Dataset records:
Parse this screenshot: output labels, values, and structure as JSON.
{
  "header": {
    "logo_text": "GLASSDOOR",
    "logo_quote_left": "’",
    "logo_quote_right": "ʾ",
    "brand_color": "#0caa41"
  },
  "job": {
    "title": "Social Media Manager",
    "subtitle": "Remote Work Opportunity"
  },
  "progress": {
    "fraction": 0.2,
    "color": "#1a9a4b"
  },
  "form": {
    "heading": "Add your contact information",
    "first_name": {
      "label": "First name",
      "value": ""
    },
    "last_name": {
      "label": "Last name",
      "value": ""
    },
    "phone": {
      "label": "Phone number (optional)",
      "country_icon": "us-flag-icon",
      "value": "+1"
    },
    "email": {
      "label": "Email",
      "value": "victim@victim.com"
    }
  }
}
---
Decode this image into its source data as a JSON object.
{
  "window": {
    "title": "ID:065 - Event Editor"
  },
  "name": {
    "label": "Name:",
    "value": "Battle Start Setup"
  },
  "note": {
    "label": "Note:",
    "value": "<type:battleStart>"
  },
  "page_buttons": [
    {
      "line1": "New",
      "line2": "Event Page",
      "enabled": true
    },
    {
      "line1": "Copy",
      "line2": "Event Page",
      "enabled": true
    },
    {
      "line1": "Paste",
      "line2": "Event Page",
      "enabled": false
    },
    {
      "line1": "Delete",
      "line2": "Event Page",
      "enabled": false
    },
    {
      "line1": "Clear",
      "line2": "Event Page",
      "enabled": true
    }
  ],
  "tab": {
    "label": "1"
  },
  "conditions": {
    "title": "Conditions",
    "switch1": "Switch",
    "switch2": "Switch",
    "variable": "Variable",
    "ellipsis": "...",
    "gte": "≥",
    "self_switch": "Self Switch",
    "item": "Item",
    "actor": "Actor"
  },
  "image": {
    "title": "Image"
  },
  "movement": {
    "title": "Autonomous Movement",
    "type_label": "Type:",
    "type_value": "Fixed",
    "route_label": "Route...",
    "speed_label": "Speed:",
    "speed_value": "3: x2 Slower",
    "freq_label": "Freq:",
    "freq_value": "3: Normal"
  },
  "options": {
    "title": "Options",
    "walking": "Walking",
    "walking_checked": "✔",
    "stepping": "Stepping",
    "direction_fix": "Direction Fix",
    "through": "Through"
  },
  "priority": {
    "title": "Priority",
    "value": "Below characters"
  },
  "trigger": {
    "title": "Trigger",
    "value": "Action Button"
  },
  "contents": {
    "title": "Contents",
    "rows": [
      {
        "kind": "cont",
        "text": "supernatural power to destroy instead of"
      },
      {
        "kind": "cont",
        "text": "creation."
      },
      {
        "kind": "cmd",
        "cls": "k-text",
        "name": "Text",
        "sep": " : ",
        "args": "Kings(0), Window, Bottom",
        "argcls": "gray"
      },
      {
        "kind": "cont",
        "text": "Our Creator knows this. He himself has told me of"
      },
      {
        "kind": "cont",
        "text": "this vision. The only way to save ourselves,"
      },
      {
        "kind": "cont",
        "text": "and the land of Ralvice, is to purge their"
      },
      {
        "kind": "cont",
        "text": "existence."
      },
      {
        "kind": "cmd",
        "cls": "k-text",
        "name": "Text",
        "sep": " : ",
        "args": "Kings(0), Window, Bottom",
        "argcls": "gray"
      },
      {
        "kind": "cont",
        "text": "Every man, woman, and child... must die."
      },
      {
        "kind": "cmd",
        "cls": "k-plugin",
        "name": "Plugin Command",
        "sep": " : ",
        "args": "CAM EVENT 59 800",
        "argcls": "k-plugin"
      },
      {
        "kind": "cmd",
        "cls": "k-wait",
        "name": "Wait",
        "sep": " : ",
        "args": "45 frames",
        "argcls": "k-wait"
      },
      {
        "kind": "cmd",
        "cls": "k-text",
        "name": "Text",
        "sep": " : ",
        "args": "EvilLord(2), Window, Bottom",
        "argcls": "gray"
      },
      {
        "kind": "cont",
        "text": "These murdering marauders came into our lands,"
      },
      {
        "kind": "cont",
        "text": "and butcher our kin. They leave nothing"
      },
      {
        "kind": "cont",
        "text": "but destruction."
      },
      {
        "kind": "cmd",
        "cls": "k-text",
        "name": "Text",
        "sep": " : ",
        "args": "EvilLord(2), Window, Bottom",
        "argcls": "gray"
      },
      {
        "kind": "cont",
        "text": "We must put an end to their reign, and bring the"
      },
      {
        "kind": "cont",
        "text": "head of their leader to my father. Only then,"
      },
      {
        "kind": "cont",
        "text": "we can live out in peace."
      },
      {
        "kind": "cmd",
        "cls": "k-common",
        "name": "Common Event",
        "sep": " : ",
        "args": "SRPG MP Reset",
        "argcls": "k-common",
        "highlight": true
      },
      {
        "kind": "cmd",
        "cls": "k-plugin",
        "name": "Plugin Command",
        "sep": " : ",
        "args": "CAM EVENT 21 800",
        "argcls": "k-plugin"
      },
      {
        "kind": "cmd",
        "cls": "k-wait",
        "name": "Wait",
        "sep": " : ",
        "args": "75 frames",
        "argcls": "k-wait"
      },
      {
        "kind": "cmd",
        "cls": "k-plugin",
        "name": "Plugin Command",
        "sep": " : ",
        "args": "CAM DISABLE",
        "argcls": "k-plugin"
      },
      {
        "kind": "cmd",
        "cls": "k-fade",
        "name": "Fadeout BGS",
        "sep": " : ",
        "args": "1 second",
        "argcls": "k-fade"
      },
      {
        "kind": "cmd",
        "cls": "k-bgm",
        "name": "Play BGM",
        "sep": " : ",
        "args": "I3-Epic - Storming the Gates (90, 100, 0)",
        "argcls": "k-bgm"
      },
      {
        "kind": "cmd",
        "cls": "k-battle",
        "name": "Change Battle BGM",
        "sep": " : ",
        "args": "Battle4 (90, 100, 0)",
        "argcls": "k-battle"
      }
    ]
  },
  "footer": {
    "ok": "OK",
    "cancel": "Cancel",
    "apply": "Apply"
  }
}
==
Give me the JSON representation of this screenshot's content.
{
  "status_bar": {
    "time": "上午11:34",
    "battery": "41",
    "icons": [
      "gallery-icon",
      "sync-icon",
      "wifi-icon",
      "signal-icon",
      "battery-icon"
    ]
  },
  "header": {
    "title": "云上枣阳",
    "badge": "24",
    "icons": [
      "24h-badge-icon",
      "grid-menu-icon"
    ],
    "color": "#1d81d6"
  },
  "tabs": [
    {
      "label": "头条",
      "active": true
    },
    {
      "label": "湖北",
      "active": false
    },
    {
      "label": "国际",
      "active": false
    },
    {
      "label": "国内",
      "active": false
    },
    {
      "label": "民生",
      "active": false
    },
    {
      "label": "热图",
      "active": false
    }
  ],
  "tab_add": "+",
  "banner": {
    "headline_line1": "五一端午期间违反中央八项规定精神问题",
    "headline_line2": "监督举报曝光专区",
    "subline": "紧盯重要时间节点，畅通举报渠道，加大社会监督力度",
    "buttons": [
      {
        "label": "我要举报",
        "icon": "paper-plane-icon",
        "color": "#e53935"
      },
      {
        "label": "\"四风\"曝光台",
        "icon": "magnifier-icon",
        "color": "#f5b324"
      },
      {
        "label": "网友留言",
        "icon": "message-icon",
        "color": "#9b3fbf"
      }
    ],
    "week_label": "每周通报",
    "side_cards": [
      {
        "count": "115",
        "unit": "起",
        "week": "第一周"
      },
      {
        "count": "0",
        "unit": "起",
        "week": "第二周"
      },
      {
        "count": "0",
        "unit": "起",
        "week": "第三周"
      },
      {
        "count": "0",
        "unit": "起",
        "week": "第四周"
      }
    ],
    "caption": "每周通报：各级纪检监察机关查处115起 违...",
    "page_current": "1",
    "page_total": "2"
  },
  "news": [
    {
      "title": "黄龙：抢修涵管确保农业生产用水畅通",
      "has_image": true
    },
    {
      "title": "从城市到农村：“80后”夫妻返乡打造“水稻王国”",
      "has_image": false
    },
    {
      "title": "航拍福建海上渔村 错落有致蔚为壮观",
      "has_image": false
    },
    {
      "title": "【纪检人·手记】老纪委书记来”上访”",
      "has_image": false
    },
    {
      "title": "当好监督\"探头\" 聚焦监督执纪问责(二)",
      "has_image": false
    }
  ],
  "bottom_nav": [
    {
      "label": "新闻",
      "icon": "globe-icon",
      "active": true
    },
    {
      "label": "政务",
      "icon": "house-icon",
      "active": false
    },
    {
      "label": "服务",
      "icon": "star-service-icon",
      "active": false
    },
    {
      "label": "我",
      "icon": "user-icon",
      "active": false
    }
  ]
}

**Exercise instructions**
Return solely the number of lines in the data that include the word "into".

**Solution to the problem**
2